━━ Dataset excerpts ━━
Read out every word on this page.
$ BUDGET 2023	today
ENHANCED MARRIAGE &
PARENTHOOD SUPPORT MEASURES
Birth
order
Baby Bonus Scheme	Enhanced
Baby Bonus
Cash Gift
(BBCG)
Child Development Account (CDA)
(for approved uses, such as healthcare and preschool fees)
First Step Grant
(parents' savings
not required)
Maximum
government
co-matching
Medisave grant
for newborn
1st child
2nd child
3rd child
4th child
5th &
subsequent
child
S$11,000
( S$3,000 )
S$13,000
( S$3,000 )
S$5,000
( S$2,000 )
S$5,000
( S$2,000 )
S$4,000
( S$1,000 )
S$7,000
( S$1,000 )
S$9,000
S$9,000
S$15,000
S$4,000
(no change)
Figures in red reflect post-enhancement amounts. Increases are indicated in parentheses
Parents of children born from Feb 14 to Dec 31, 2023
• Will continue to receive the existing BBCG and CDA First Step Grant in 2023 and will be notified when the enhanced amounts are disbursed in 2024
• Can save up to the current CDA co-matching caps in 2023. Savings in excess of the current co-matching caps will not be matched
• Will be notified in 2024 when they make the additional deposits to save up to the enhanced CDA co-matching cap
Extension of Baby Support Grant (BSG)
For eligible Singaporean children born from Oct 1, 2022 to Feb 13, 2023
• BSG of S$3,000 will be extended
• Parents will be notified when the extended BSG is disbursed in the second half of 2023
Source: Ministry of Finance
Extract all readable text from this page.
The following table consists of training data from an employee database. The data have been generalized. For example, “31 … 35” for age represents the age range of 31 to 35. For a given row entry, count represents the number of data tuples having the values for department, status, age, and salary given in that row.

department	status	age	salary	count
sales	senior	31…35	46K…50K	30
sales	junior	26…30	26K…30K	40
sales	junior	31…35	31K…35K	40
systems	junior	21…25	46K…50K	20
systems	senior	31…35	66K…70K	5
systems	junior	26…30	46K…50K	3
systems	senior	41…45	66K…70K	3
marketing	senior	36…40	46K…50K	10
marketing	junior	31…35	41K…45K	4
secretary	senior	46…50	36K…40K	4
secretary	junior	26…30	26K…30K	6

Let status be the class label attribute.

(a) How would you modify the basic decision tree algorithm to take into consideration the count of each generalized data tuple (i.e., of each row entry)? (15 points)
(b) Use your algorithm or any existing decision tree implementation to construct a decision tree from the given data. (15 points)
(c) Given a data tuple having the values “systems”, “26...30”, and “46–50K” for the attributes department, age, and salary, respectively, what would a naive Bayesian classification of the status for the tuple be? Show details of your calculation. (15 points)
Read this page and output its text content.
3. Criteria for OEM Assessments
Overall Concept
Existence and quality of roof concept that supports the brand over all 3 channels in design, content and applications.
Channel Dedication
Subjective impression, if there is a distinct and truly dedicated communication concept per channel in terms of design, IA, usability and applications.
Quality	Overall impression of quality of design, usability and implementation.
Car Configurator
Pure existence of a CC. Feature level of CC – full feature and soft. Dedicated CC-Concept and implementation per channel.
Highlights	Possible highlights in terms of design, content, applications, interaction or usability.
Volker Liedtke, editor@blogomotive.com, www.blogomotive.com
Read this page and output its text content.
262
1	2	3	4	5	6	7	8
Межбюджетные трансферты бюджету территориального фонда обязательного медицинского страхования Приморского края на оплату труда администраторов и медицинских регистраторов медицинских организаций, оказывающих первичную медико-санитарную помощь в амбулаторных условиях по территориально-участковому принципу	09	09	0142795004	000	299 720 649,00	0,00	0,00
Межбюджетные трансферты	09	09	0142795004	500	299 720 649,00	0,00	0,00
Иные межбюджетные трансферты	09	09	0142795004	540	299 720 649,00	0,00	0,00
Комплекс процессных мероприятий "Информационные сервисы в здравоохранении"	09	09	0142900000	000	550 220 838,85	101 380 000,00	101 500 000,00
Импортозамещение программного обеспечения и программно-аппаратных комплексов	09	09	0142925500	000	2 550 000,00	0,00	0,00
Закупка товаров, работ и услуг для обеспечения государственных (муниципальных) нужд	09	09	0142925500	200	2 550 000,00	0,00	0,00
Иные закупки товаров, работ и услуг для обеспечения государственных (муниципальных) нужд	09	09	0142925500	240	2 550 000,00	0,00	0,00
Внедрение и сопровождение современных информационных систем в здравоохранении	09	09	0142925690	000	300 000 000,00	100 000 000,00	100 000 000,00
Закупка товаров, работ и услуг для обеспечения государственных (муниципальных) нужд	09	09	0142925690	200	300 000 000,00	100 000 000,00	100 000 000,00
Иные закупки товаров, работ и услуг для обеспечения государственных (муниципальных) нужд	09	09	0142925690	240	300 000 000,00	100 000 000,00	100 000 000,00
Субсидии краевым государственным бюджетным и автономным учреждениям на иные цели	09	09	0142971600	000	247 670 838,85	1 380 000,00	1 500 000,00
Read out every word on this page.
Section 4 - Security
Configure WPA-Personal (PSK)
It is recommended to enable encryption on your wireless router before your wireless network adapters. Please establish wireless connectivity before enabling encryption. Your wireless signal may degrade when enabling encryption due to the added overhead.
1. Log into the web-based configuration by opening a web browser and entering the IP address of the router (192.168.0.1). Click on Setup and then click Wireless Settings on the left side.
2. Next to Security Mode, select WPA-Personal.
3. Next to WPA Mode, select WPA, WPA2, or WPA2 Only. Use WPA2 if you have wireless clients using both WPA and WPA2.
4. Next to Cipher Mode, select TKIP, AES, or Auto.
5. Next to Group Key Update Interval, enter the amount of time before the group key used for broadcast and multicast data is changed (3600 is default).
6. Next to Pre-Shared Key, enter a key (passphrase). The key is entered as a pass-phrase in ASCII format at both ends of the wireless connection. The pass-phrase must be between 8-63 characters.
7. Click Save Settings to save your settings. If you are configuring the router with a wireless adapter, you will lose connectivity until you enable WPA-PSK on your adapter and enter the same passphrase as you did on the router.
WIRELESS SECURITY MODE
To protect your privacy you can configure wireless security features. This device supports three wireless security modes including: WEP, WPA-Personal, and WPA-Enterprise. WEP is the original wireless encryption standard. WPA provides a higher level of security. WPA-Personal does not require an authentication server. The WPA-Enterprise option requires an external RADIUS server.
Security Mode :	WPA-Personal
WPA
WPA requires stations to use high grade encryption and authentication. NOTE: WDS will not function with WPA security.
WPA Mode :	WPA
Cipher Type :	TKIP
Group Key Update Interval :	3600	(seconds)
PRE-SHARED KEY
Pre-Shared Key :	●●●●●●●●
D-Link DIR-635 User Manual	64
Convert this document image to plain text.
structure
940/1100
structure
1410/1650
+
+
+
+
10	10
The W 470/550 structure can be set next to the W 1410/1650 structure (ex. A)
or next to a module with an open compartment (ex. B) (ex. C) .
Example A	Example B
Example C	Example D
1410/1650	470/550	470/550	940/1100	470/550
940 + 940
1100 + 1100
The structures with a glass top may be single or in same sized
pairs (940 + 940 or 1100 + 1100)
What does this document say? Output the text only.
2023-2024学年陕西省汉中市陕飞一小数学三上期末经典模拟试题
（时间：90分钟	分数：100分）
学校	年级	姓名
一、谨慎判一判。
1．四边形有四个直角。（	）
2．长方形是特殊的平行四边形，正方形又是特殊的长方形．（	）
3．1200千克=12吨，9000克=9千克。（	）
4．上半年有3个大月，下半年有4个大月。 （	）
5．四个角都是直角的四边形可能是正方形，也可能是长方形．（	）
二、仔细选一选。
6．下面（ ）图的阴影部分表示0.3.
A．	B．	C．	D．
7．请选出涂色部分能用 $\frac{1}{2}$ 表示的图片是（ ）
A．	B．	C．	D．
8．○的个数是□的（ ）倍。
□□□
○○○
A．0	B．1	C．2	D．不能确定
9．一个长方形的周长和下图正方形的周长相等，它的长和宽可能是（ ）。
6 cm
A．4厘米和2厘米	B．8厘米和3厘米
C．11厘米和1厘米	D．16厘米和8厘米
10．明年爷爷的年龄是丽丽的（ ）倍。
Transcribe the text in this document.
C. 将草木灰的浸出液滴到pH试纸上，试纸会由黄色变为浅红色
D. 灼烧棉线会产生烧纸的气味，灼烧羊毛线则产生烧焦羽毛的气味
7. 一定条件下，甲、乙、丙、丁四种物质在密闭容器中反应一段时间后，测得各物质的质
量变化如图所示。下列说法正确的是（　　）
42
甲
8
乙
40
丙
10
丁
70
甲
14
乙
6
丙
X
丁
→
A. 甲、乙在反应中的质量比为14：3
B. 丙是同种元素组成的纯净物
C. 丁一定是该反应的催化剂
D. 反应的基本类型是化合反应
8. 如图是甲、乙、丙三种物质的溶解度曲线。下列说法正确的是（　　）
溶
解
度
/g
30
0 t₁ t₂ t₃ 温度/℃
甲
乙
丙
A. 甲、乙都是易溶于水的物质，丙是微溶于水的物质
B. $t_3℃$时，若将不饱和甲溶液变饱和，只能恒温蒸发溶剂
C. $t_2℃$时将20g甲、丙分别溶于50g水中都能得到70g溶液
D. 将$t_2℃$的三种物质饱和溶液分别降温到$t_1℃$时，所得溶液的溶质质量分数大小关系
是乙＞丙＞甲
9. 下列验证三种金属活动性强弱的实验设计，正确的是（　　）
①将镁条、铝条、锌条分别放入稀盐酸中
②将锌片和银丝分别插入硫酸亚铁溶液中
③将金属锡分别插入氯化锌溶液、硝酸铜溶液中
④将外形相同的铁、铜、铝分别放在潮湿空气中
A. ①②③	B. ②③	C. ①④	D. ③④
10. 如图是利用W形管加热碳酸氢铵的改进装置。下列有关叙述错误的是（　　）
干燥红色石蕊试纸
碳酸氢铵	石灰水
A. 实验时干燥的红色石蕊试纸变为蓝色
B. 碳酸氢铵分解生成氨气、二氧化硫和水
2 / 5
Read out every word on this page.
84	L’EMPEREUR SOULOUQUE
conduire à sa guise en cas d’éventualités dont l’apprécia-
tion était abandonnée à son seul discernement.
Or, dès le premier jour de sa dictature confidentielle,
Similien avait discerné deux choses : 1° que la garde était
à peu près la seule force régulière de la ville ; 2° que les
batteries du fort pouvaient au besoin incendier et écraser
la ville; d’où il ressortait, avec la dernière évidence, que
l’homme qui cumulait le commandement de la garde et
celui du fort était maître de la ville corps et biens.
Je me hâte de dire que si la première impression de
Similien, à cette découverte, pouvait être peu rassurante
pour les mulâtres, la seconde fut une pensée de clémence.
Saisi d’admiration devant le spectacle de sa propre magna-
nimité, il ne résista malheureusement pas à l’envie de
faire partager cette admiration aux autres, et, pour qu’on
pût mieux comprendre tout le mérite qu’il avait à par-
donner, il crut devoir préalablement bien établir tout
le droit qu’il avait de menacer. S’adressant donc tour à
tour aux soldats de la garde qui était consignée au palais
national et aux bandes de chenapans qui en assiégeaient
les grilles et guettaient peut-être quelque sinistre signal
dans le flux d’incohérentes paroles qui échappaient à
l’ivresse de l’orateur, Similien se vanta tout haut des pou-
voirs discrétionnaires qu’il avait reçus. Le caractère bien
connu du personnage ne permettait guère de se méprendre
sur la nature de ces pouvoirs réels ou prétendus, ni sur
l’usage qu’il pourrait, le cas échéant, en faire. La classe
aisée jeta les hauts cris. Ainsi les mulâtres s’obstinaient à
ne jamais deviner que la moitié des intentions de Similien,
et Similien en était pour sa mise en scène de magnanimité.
━━━
# Written problem
Find how many lines in the listing contain the word "BBCG" and give that count alone.

# Response to this task
2